§ DATASET ENTRIES:
— begin —

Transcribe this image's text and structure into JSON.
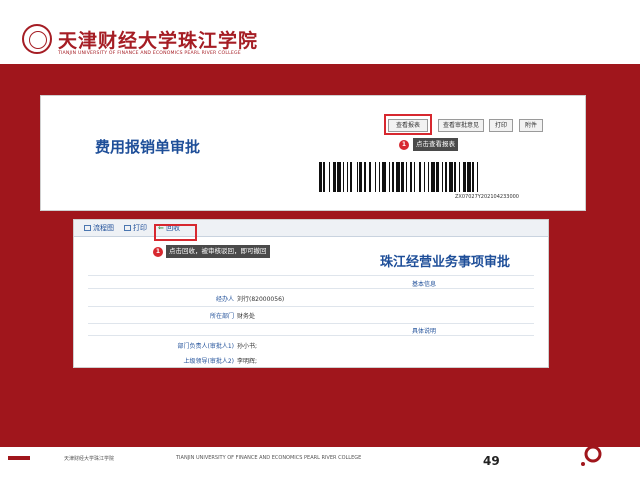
{
  "header": {
    "logo_cn": "天津财经大学珠江学院",
    "logo_en": "TIANJIN UNIVERSITY OF FINANCE AND ECONOMICS PEARL RIVER COLLEGE"
  },
  "shot1": {
    "title": "费用报销单审批",
    "buttons": [
      {
        "label": "查看报表"
      },
      {
        "label": "查看审批意见"
      },
      {
        "label": "打印"
      },
      {
        "label": "附件"
      }
    ],
    "callout_number": "1",
    "tooltip": "点击查看报表",
    "barcode_number": "ZX07027Y202104233000"
  },
  "shot2": {
    "toolbar": [
      {
        "label": "流程图"
      },
      {
        "label": "打印"
      },
      {
        "label": "回收"
      }
    ],
    "callout_number": "1",
    "tooltip": "点击回收，被审核驳回，即可撤回",
    "title": "珠江经营业务事项审批",
    "section_basic": "基本信息",
    "section_detail": "具体说明",
    "fields": [
      {
        "label": "经办人",
        "value": "刘行(82000056)"
      },
      {
        "label": "所在部门",
        "value": "财务处"
      },
      {
        "label": "部门负责人(审批人1)",
        "value": "孙小书;"
      },
      {
        "label": "上级领导(审批人2)",
        "value": "李明辉;"
      }
    ]
  },
  "footer": {
    "cn": "天津财经大学珠江学院",
    "en": "TIANJIN UNIVERSITY OF FINANCE AND ECONOMICS PEARL RIVER COLLEGE",
    "page_number": "49"
  },
  "colors": {
    "brand_red": "#a0161c",
    "highlight_red": "#d7282f",
    "title_blue": "#1f4f99"
  }
}
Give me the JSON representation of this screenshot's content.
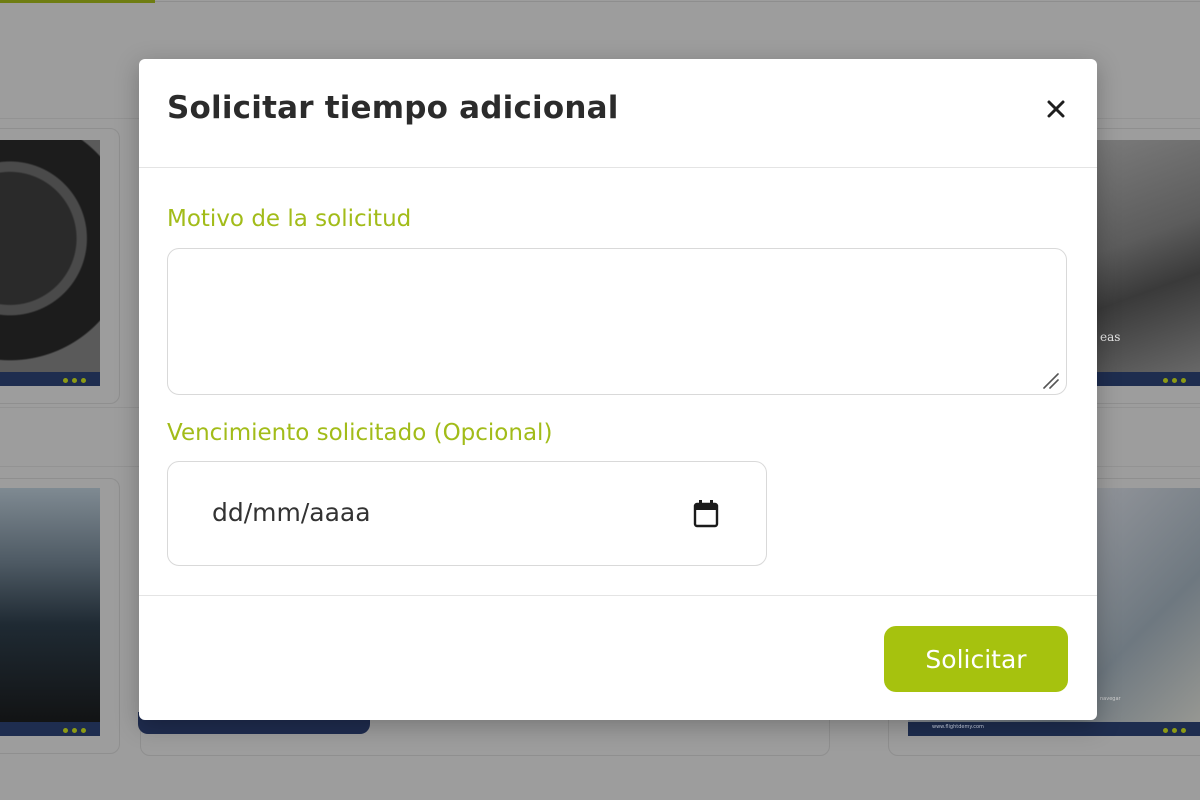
{
  "modal": {
    "title": "Solicitar tiempo adicional",
    "close_icon": "close-icon",
    "motivo_label": "Motivo de la solicitud",
    "motivo_value": "",
    "vencimiento_label": "Vencimiento solicitado (Opcional)",
    "date_placeholder": "dd/mm/aaaa",
    "calendar_icon": "calendar-icon",
    "submit_label": "Solicitar"
  },
  "background": {
    "thumb_fragment_right_top": "eas",
    "thumb_credit_right_bottom": "www.flightdemy.com",
    "thumb_fragment_right_bottom": "navegar"
  },
  "colors": {
    "accent_green": "#a6c20e",
    "label_green": "#a2bc19",
    "title_text": "#2b2b2b",
    "navy": "#1f2c4f"
  }
}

— end —

§ WHAT YOU WILL DO: Please retype the lines from the one that contains "Give me the" to the final line of the records, both included, exactly as written and without any pictures.

§ SOLVED PROBLEM:
Give me the JSON representation of this screenshot's content.
{
  "modal": {
    "title": "Solicitar tiempo adicional",
    "close_icon": "close-icon",
    "motivo_label": "Motivo de la solicitud",
    "motivo_value": "",
    "vencimiento_label": "Vencimiento solicitado (Opcional)",
    "date_placeholder": "dd/mm/aaaa",
    "calendar_icon": "calendar-icon",
    "submit_label": "Solicitar"
  },
  "background": {
    "thumb_fragment_right_top": "eas",
    "thumb_credit_right_bottom": "www.flightdemy.com",
    "thumb_fragment_right_bottom": "navegar"
  },
  "colors": {
    "accent_green": "#a6c20e",
    "label_green": "#a2bc19",
    "title_text": "#2b2b2b",
    "navy": "#1f2c4f"
  }
}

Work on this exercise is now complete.